Directions for this task:
Scan the data below for the string "color". Show every line where it turns up.
--- --- ---
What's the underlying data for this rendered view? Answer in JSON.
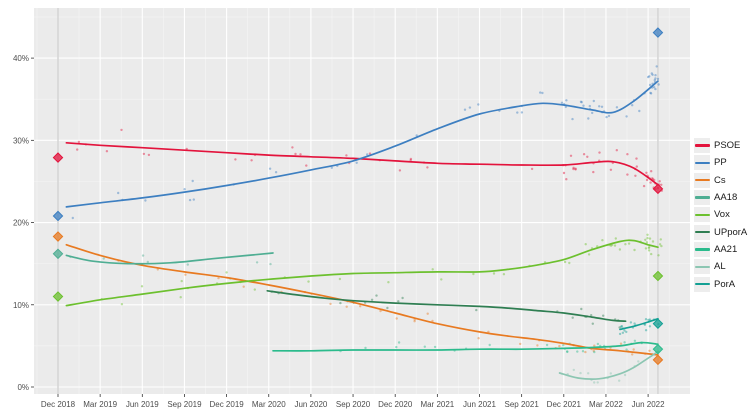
{
  "chart_data": {
    "type": "scatter",
    "title": "",
    "xlabel": "",
    "ylabel": "",
    "x_axis": {
      "ticks": [
        {
          "label": "Dec 2018",
          "month": 0
        },
        {
          "label": "Mar 2019",
          "month": 3
        },
        {
          "label": "Jun 2019",
          "month": 6
        },
        {
          "label": "Sep 2019",
          "month": 9
        },
        {
          "label": "Dec 2019",
          "month": 12
        },
        {
          "label": "Mar 2020",
          "month": 15
        },
        {
          "label": "Jun 2020",
          "month": 18
        },
        {
          "label": "Sep 2020",
          "month": 21
        },
        {
          "label": "Dec 2020",
          "month": 24
        },
        {
          "label": "Mar 2021",
          "month": 27
        },
        {
          "label": "Jun 2021",
          "month": 30
        },
        {
          "label": "Sep 2021",
          "month": 33
        },
        {
          "label": "Dec 2021",
          "month": 36
        },
        {
          "label": "Mar 2022",
          "month": 39
        },
        {
          "label": "Jun 2022",
          "month": 42
        }
      ]
    },
    "y_axis": {
      "ticks": [
        {
          "label": "0%",
          "value": 0
        },
        {
          "label": "10%",
          "value": 10
        },
        {
          "label": "20%",
          "value": 20
        },
        {
          "label": "30%",
          "value": 30
        },
        {
          "label": "40%",
          "value": 40
        }
      ],
      "minor_values": [
        5,
        15,
        25,
        35,
        45
      ]
    },
    "election_months": [
      0,
      42.7
    ],
    "scatter_seed": 20220619,
    "series": [
      {
        "name": "PSOE",
        "color": "#e3133c",
        "trend": [
          [
            0.6,
            29.7
          ],
          [
            3,
            29.4
          ],
          [
            6,
            29.1
          ],
          [
            9,
            28.8
          ],
          [
            12,
            28.5
          ],
          [
            15,
            28.2
          ],
          [
            18,
            28.0
          ],
          [
            21,
            27.8
          ],
          [
            24,
            27.5
          ],
          [
            27,
            27.2
          ],
          [
            30,
            27.1
          ],
          [
            33,
            27.0
          ],
          [
            36,
            27.0
          ],
          [
            38,
            27.3
          ],
          [
            39.5,
            27.4
          ],
          [
            41,
            26.6
          ],
          [
            42.7,
            24.6
          ]
        ],
        "results": [
          [
            0,
            27.9
          ],
          [
            42.7,
            24.1
          ]
        ],
        "scatter": [
          [
            0.8,
            36,
            26,
            1.6
          ],
          [
            36,
            41.8,
            24,
            1.4
          ],
          [
            41.8,
            43,
            18,
            1.1
          ]
        ]
      },
      {
        "name": "PP",
        "color": "#3d7fc1",
        "trend": [
          [
            0.6,
            21.9
          ],
          [
            3,
            22.4
          ],
          [
            6,
            23.0
          ],
          [
            9,
            23.7
          ],
          [
            12,
            24.5
          ],
          [
            15,
            25.4
          ],
          [
            18,
            26.4
          ],
          [
            21,
            27.5
          ],
          [
            24,
            29.3
          ],
          [
            27,
            31.4
          ],
          [
            30,
            33.2
          ],
          [
            33,
            34.2
          ],
          [
            34.5,
            34.5
          ],
          [
            36,
            34.3
          ],
          [
            38,
            33.7
          ],
          [
            39.5,
            33.4
          ],
          [
            41,
            34.8
          ],
          [
            42.7,
            37.2
          ]
        ],
        "results": [
          [
            0,
            20.8
          ],
          [
            42.7,
            43.1
          ]
        ],
        "scatter": [
          [
            0.8,
            36,
            26,
            1.8
          ],
          [
            36,
            41.8,
            24,
            1.4
          ],
          [
            41.8,
            43,
            18,
            1.6
          ]
        ]
      },
      {
        "name": "Cs",
        "color": "#e87a21",
        "trend": [
          [
            0.6,
            17.3
          ],
          [
            3,
            16.0
          ],
          [
            6,
            14.8
          ],
          [
            9,
            14.0
          ],
          [
            12,
            13.3
          ],
          [
            15,
            12.4
          ],
          [
            18,
            11.4
          ],
          [
            21,
            10.3
          ],
          [
            24,
            9.0
          ],
          [
            27,
            7.7
          ],
          [
            30,
            6.7
          ],
          [
            32,
            6.2
          ],
          [
            34,
            5.8
          ],
          [
            36,
            5.3
          ],
          [
            38,
            4.7
          ],
          [
            40,
            4.4
          ],
          [
            42.7,
            3.9
          ]
        ],
        "results": [
          [
            0,
            18.3
          ],
          [
            42.7,
            3.3
          ]
        ],
        "scatter": [
          [
            0.8,
            34,
            20,
            1.4
          ],
          [
            34,
            43,
            16,
            1.0
          ]
        ]
      },
      {
        "name": "AA18",
        "color": "#4fae93",
        "trend": [
          [
            0.6,
            16.0
          ],
          [
            2.5,
            15.3
          ],
          [
            5,
            15.0
          ],
          [
            8,
            15.1
          ],
          [
            11,
            15.6
          ],
          [
            13.5,
            16.0
          ],
          [
            15.3,
            16.3
          ]
        ],
        "results": [
          [
            0,
            16.2
          ]
        ],
        "scatter": [
          [
            0.8,
            15.3,
            7,
            1.1
          ]
        ]
      },
      {
        "name": "Vox",
        "color": "#6cc02e",
        "trend": [
          [
            0.6,
            9.9
          ],
          [
            3,
            10.6
          ],
          [
            6,
            11.3
          ],
          [
            9,
            12.0
          ],
          [
            12,
            12.6
          ],
          [
            15,
            13.1
          ],
          [
            18,
            13.5
          ],
          [
            21,
            13.8
          ],
          [
            24,
            13.9
          ],
          [
            27,
            14.0
          ],
          [
            30,
            14.0
          ],
          [
            32,
            14.3
          ],
          [
            34,
            14.8
          ],
          [
            36,
            15.5
          ],
          [
            38,
            16.7
          ],
          [
            40,
            17.7
          ],
          [
            41,
            17.8
          ],
          [
            42,
            17.3
          ],
          [
            42.7,
            17.0
          ]
        ],
        "results": [
          [
            0,
            11.0
          ],
          [
            42.7,
            13.5
          ]
        ],
        "scatter": [
          [
            0.8,
            36,
            22,
            1.5
          ],
          [
            36,
            41.8,
            18,
            1.3
          ],
          [
            41.8,
            43,
            14,
            1.1
          ]
        ]
      },
      {
        "name": "UPporA",
        "color": "#2f7e52",
        "trend": [
          [
            14.9,
            11.7
          ],
          [
            17,
            11.2
          ],
          [
            19,
            10.8
          ],
          [
            21,
            10.5
          ],
          [
            24,
            10.2
          ],
          [
            27,
            10.0
          ],
          [
            30,
            9.8
          ],
          [
            32,
            9.6
          ],
          [
            34,
            9.3
          ],
          [
            36,
            9.0
          ],
          [
            38,
            8.5
          ],
          [
            39.5,
            8.1
          ],
          [
            40.4,
            8.0
          ]
        ],
        "results": [],
        "scatter": [
          [
            15,
            36,
            13,
            1.2
          ],
          [
            36,
            40.6,
            11,
            1.0
          ]
        ]
      },
      {
        "name": "AA21",
        "color": "#2bbb8c",
        "trend": [
          [
            15.3,
            4.4
          ],
          [
            18,
            4.4
          ],
          [
            21,
            4.5
          ],
          [
            24,
            4.5
          ],
          [
            27,
            4.5
          ],
          [
            30,
            4.6
          ],
          [
            33,
            4.6
          ],
          [
            36,
            4.7
          ],
          [
            38,
            4.8
          ],
          [
            40,
            5.0
          ],
          [
            41.5,
            5.4
          ],
          [
            42.7,
            5.2
          ]
        ],
        "results": [
          [
            42.7,
            4.6
          ]
        ],
        "scatter": [
          [
            15.5,
            36,
            11,
            0.9
          ],
          [
            36,
            43,
            18,
            0.9
          ]
        ]
      },
      {
        "name": "AL",
        "color": "#8cc6b2",
        "trend": [
          [
            35.7,
            1.7
          ],
          [
            37,
            1.1
          ],
          [
            38.5,
            1.0
          ],
          [
            40,
            1.6
          ],
          [
            41,
            2.4
          ],
          [
            42,
            3.5
          ],
          [
            42.7,
            4.3
          ]
        ],
        "results": [],
        "scatter": [
          [
            36,
            43,
            13,
            0.9
          ]
        ]
      },
      {
        "name": "PorA",
        "color": "#13a094",
        "trend": [
          [
            40,
            7.0
          ],
          [
            41,
            7.4
          ],
          [
            42,
            7.9
          ],
          [
            42.7,
            8.3
          ]
        ],
        "results": [
          [
            42.7,
            7.7
          ]
        ],
        "scatter": [
          [
            40,
            43,
            20,
            0.8
          ]
        ]
      }
    ],
    "style": {
      "panel_bg": "#ebebeb",
      "grid_major": "#ffffff",
      "grid_minor": "#f4f4f4",
      "axis_text": "#4d4d4d",
      "tick_mark": "#333333",
      "election_line": "#d6d6d6",
      "legend_key_bg": "#ededed",
      "legend_text": "#1a1a1a"
    }
  }
}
--- --- ---
Task result:
        "color": "#e3133c",
        "color": "#3d7fc1",
        "color": "#e87a21",
        "color": "#4fae93",
        "color": "#6cc02e",
        "color": "#2f7e52",
        "color": "#2bbb8c",
        "color": "#8cc6b2",
        "color": "#13a094",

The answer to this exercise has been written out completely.